*** Records for the task ***

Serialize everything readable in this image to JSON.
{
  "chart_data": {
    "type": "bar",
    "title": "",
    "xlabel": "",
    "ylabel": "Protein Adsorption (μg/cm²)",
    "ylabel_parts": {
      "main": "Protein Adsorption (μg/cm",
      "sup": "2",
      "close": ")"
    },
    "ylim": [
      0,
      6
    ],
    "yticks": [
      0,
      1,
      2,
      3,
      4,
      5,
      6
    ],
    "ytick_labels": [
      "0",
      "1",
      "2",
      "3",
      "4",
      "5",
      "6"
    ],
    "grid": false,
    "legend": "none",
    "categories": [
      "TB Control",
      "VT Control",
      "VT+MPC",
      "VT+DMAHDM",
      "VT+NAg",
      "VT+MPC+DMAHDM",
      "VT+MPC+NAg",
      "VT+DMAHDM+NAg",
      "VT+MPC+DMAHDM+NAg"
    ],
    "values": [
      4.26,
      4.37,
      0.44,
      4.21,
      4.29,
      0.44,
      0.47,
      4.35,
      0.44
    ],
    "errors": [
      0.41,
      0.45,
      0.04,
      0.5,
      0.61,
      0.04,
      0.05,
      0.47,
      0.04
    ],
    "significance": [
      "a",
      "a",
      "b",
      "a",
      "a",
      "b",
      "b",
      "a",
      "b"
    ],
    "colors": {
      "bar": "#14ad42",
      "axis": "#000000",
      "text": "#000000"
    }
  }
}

*** End of Records for the task ***

[Activity]:
Reproduce the listing shown above in its entirety, exactly.

[Expected output]:
Serialize everything readable in this image to JSON.
{
  "chart_data": {
    "type": "bar",
    "title": "",
    "xlabel": "",
    "ylabel": "Protein Adsorption (μg/cm²)",
    "ylabel_parts": {
      "main": "Protein Adsorption (μg/cm",
      "sup": "2",
      "close": ")"
    },
    "ylim": [
      0,
      6
    ],
    "yticks": [
      0,
      1,
      2,
      3,
      4,
      5,
      6
    ],
    "ytick_labels": [
      "0",
      "1",
      "2",
      "3",
      "4",
      "5",
      "6"
    ],
    "grid": false,
    "legend": "none",
    "categories": [
      "TB Control",
      "VT Control",
      "VT+MPC",
      "VT+DMAHDM",
      "VT+NAg",
      "VT+MPC+DMAHDM",
      "VT+MPC+NAg",
      "VT+DMAHDM+NAg",
      "VT+MPC+DMAHDM+NAg"
    ],
    "values": [
      4.26,
      4.37,
      0.44,
      4.21,
      4.29,
      0.44,
      0.47,
      4.35,
      0.44
    ],
    "errors": [
      0.41,
      0.45,
      0.04,
      0.5,
      0.61,
      0.04,
      0.05,
      0.47,
      0.04
    ],
    "significance": [
      "a",
      "a",
      "b",
      "a",
      "a",
      "b",
      "b",
      "a",
      "b"
    ],
    "colors": {
      "bar": "#14ad42",
      "axis": "#000000",
      "text": "#000000"
    }
  }
}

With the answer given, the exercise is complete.